Source document -

= = = = =

Please note that mem_cgroup_handle_over_high() clears
memcg_nr_pages_over_high and if on the return-to-userspace path
mem_cgroup_handle_over_high() finds that memcg_nr_pages_over_high is
non-zero, then it means the task has further accumulated the charges
over high limit after a possibly synchronous
memcg_nr_pages_over_high() call.

> Maybe we should record if throttling happened previously and avoid doing it
> again for this entry into kernelspace? Not certain that's the right answer, but
> we should think about what the new semantics should be.

For now, I will keep this as is and will add a comment in the code and
a mention in the commit message about it. I will wait for others to
comment before sending the next version and thanks for taking a look.
Shakeel Butt Feb. 15, 2022, 6:50 p.m. UTC | #3
On Thu, Feb 10, 2022 at 10:49 PM Shakeel Butt <shakeelb@google.com> wrote:
>
> The high limit is used to throttle the workload without invoking the
> oom-killer. Recently we tried to use the high limit to right size our
> internal workloads. More specifically dynamically adjusting the limits
> of the workload without letting the workload get oom-killed. However due
> to the limitation of the implementation of high limit enforcement, we
> observed the mechanism fails for some real workloads.

= = = = =

Set exercise 1 - Rewrite the mailing-list excerpt from "Please note that" up to and including "semantics should be.", replacing "kernelspace" with "kernel space".
Set exercise 2 - According to the mailing-list excerpt, what is the high limit used for?

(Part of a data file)
= = = = =

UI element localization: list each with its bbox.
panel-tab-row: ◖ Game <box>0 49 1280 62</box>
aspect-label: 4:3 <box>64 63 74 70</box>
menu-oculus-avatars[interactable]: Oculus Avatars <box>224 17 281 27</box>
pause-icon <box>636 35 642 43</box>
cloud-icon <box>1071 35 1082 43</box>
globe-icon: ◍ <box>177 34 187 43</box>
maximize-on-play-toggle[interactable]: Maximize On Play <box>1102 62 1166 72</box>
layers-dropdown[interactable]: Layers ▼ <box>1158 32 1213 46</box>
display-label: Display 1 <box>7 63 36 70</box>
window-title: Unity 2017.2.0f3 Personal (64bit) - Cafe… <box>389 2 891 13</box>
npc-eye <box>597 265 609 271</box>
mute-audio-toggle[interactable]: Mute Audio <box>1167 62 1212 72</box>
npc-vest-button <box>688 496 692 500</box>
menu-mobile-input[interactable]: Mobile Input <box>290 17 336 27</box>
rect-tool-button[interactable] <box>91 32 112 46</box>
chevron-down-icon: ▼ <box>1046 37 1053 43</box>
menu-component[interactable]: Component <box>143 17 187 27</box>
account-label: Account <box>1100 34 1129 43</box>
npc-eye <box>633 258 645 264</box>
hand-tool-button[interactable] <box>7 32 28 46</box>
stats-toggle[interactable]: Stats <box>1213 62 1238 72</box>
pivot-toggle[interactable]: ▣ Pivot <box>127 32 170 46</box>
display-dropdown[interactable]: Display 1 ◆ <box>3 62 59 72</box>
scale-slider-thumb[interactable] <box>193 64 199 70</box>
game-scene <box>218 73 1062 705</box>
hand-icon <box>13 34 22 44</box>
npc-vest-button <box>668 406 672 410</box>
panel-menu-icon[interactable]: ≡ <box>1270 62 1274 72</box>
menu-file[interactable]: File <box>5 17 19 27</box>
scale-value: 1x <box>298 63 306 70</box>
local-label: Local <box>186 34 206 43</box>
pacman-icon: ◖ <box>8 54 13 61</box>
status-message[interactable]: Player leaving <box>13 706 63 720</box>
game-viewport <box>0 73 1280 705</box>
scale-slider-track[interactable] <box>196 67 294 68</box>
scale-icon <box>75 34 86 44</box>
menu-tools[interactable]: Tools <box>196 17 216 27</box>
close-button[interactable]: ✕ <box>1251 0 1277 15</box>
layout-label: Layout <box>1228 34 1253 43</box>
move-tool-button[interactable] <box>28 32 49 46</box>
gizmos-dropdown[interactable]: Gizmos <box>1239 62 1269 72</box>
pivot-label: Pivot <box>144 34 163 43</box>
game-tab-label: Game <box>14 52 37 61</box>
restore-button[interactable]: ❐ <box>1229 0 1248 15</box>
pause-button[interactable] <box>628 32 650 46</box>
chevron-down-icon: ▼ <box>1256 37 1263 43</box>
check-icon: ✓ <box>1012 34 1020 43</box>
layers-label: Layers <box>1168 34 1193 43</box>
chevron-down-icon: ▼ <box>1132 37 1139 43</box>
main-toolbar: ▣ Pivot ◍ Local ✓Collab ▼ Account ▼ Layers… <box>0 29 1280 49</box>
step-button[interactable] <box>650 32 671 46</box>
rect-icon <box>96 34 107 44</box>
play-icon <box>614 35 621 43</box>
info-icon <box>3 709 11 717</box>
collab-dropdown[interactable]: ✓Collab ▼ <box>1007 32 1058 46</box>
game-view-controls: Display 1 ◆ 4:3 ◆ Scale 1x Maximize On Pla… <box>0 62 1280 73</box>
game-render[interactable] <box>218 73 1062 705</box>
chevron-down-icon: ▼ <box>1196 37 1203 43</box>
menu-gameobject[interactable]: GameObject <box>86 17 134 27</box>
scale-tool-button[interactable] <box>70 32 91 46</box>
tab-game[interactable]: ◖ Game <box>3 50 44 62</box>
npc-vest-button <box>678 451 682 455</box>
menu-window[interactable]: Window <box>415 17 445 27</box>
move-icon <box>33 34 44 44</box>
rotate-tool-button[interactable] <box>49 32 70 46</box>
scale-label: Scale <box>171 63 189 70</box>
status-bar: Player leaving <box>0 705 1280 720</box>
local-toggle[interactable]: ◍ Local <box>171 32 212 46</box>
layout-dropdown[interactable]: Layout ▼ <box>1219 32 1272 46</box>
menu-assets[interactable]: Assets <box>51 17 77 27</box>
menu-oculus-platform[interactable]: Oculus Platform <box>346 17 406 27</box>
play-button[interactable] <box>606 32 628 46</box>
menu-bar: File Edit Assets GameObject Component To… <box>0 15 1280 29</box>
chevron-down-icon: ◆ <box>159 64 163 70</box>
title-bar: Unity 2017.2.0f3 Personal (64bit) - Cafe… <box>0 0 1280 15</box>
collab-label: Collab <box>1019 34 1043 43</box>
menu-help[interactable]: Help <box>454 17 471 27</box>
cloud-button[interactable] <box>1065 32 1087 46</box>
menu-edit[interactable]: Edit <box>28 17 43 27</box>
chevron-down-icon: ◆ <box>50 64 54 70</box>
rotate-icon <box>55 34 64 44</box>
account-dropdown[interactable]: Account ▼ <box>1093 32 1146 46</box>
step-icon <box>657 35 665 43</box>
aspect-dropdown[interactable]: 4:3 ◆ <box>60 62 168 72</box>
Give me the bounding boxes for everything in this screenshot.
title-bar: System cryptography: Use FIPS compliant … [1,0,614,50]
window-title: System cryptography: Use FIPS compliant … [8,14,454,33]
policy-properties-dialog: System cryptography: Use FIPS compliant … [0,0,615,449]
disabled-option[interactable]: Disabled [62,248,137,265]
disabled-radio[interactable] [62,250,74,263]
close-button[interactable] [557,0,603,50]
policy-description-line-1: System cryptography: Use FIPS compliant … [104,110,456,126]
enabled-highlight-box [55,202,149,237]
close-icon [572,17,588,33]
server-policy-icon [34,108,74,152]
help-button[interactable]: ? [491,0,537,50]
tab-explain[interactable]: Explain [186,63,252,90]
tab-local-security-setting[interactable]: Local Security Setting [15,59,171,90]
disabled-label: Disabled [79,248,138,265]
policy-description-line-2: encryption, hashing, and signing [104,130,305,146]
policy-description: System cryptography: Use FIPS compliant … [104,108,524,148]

= = = = =

Problem solution 1 -
Please note that mem_cgroup_handle_over_high() clears
memcg_nr_pages_over_high and if on the return-to-userspace path
mem_cgroup_handle_over_high() finds that memcg_nr_pages_over_high is
non-zero, then it means the task has further accumulated the charges
over high limit after a possibly synchronous
memcg_nr_pages_over_high() call.

> Maybe we should record if throttling happened previously and avoid doing it
> again for this entry into kernel space? Not certain that's the right answer, but
> we should think about what the new semantics should be.

Problem solution 2 - It is used to throttle the workload without invoking the oom-killer.